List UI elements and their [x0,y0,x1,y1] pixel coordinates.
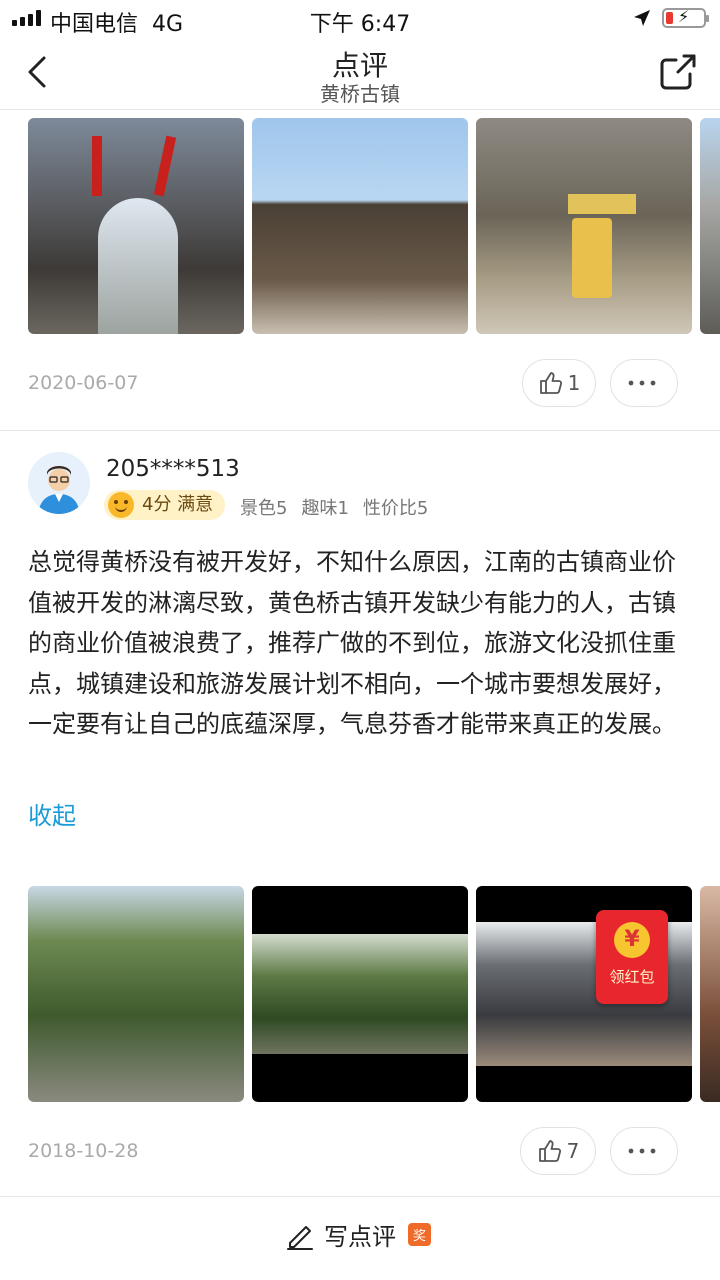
review-photo[interactable] [28,118,244,334]
write-review-button[interactable]: 写点评 奖 [284,1217,432,1252]
smile-icon [108,492,134,518]
user-avatar-icon [28,452,90,514]
rating-badge: 4分 满意 [104,490,226,520]
red-packet-label: 领红包 [609,968,655,986]
write-review-label: 写点评 [324,1223,396,1251]
like-count: 1 [567,371,581,395]
sub-score: 性价比5 [362,498,429,519]
review-video-thumbnail[interactable]: ¥ 领红包 [476,886,692,1102]
pencil-icon [287,1225,313,1250]
review-date: 2020-06-07 [28,372,139,394]
sub-score: 趣味1 [301,498,349,519]
review-date: 2018-10-28 [28,1140,139,1162]
nav-bar: 点评 黄桥古镇 [0,38,720,110]
share-button[interactable] [656,50,700,94]
review-photo[interactable] [252,118,468,334]
status-time: 下午 6:47 [309,12,411,37]
bottom-bar: 写点评 奖 [0,1196,720,1280]
like-count: 7 [566,1139,580,1163]
photo-row: ¥ 领红包 [28,886,720,1102]
like-button[interactable]: 7 [520,1127,596,1175]
more-icon [628,380,656,386]
status-bar: 中国电信 4G 下午 6:47 ⚡ [0,0,720,38]
award-badge: 奖 [408,1223,432,1246]
review-photo[interactable] [476,118,692,334]
page-subtitle: 黄桥古镇 [320,82,400,106]
review-photo[interactable] [700,886,720,1102]
more-button[interactable] [610,1127,678,1175]
collapse-link[interactable]: 收起 [28,796,76,831]
review-photo[interactable] [28,886,244,1102]
avatar[interactable] [28,452,90,514]
location-arrow-icon [634,10,650,26]
rating-label: 4分 满意 [142,494,214,515]
red-packet-button[interactable]: ¥ 领红包 [596,910,668,1004]
review-text: 总觉得黄桥没有被开发好，不知什么原因，江南的古镇商业价值被开发的淋漓尽致，黄色桥… [28,548,676,738]
review-video-thumbnail[interactable] [252,886,468,1102]
review-photo[interactable] [700,118,720,334]
photo-row [28,118,720,334]
yuan-coin-icon: ¥ [614,922,650,958]
battery-icon: ⚡ [662,7,709,28]
thumbs-up-icon [539,372,562,394]
more-icon [628,1148,656,1154]
username[interactable]: 205****513 [106,456,240,482]
sub-scores: 景色5 趣味1 性价比5 [240,494,428,520]
more-button[interactable] [610,359,678,407]
thumbs-up-icon [538,1140,561,1162]
like-button[interactable]: 1 [522,359,596,407]
sub-score: 景色5 [240,498,288,519]
divider [0,430,720,431]
share-icon [660,54,696,90]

• • • • •

• Task directions:
Place every line of the entries above into a Markdown table with the columns Row and Line, numbering each row and omitting blank lines. Leave the pictures out of the answer.

• Solution to this exercise:
| Row | Line |
|---|---|
| 1 | List UI elements and their [x0,y0,x1,y1] pixel coordinates. |
| 2 | review-photo[interactable] [28,118,244,334] |
| 3 | write-review-button[interactable]: 写点评 奖 [284,1217,432,1252] |
| 4 | smile-icon [108,492,134,518] |
| 5 | user-avatar-icon [28,452,90,514] |
| 6 | rating-badge: 4分 满意 [104,490,226,520] |
| 7 | red-packet-label: 领红包 [609,968,655,986] |
| 8 | write-review-label: 写点评 [324,1223,396,1251] |
| 9 | like-count: 1 [567,371,581,395] |
| 10 | sub-score: 性价比5 [362,498,429,519] |
| 11 | review-video-thumbnail[interactable]: ¥ 领红包 [476,886,692,1102] |
| 12 | pencil-icon [287,1225,313,1250] |
| 13 | review-date: 2020-06-07 [28,372,139,394] |
| 14 | sub-score: 趣味1 [301,498,349,519] |
| 15 | review-date: 2018-10-28 [28,1140,139,1162] |
| 16 | nav-bar: 点评 黄桥古镇 [0,38,720,110] |
| 17 | share-button[interactable] [656,50,700,94] |
| 18 | review-photo[interactable] [252,118,468,334] |
| 19 | status-time: 下午 6:47 [309,12,411,37] |
| 20 | bottom-bar: 写点评 奖 [0,1196,720,1280] |
| 21 | like-count: 7 [566,1139,580,1163] |
| 22 | photo-row: ¥ 领红包 [28,886,720,1102] |
| 23 | like-button[interactable]: 7 [520,1127,596,1175] |
| 24 | more-icon [628,380,656,386] |
| 25 | status-bar: 中国电信 4G 下午 6:47 ⚡ [0,0,720,38] |
| 26 | award-badge: 奖 [408,1223,432,1246] |
| 27 | review-photo[interactable] [476,118,692,334] |
| 28 | page-subtitle: 黄桥古镇 [320,82,400,106] |
| 29 | review-photo[interactable] [700,886,720,1102] |
| 30 | more-button[interactable] [610,1127,678,1175] |
| 31 | collapse-link[interactable]: 收起 [28,796,76,831] |
| 32 | review-photo[interactable] [28,886,244,1102] |
| 33 | avatar[interactable] [28,452,90,514] |
| 34 | location-arrow-icon [634,10,650,26] |
| 35 | rating-label: 4分 满意 [142,494,214,515] |
| 36 | red-packet-button[interactable]: ¥ 领红包 [596,910,668,1004] |
| 37 | review-text: 总觉得黄桥没有被开发好，不知什么原因，江南的古镇商业价值被开发的淋漓尽致，黄色桥… [28,548,676,738] |
| 38 | review-video-thumbnail[interactable] [252,886,468,1102] |
| 39 | review-photo[interactable] [700,118,720,334] |
| 40 | photo-row [28,118,720,334] |
| 41 | yuan-coin-icon: ¥ [614,922,650,958] |
| 42 | battery-icon: ⚡ [662,7,709,28] |
| 43 | thumbs-up-icon [539,372,562,394] |
| 44 | more-icon [628,1148,656,1154] |
| 45 | username[interactable]: 205****513 [106,456,240,482] |
| 46 | sub-scores: 景色5 趣味1 性价比5 [240,494,428,520] |
| 47 | more-button[interactable] [610,359,678,407] |
| 48 | thumbs-up-icon [538,1140,561,1162] |
| 49 | like-button[interactable]: 1 [522,359,596,407] |
| 50 | sub-score: 景色5 [240,498,288,519] |
| 51 | divider [0,430,720,431] |
| 52 | share-icon [660,54,696,90] |